(Collection entries)
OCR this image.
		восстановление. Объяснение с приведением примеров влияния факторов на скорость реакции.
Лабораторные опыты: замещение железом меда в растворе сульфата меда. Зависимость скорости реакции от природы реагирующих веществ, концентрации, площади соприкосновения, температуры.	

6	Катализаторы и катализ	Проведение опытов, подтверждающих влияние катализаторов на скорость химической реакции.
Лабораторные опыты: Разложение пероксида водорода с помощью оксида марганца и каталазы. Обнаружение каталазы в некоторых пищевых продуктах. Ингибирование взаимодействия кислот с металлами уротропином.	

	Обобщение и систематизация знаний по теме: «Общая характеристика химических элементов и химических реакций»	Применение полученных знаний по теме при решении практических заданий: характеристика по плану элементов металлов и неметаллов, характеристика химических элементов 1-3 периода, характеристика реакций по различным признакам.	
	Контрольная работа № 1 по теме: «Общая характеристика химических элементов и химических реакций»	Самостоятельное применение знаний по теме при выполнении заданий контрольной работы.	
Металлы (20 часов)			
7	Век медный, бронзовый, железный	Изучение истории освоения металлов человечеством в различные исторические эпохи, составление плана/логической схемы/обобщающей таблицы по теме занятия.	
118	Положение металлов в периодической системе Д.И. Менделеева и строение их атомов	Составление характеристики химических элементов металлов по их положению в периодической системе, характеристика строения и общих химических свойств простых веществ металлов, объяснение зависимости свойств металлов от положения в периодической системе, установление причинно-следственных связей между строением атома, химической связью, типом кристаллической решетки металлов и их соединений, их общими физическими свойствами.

### REQUIREMENT
Exactly reproduce all of the entries.

### RESULT OF THIS TASK
OCR this image.
		восстановление. Объяснение с приведением примеров влияния факторов на скорость реакции.
Лабораторные опыты: замещение железом меда в растворе сульфата меда. Зависимость скорости реакции от природы реагирующих веществ, концентрации, площади соприкосновения, температуры.	

6	Катализаторы и катализ	Проведение опытов, подтверждающих влияние катализаторов на скорость химической реакции.
Лабораторные опыты: Разложение пероксида водорода с помощью оксида марганца и каталазы. Обнаружение каталазы в некоторых пищевых продуктах. Ингибирование взаимодействия кислот с металлами уротропином.	

	Обобщение и систематизация знаний по теме: «Общая характеристика химических элементов и химических реакций»	Применение полученных знаний по теме при решении практических заданий: характеристика по плану элементов металлов и неметаллов, характеристика химических элементов 1-3 периода, характеристика реакций по различным признакам.	
	Контрольная работа № 1 по теме: «Общая характеристика химических элементов и химических реакций»	Самостоятельное применение знаний по теме при выполнении заданий контрольной работы.	
Металлы (20 часов)			
7	Век медный, бронзовый, железный	Изучение истории освоения металлов человечеством в различные исторические эпохи, составление плана/логической схемы/обобщающей таблицы по теме занятия.	
118	Положение металлов в периодической системе Д.И. Менделеева и строение их атомов	Составление характеристики химических элементов металлов по их положению в периодической системе, характеристика строения и общих химических свойств простых веществ металлов, объяснение зависимости свойств металлов от положения в периодической системе, установление причинно-следственных связей между строением атома, химической связью, типом кристаллической решетки металлов и их соединений, их общими физическими свойствами.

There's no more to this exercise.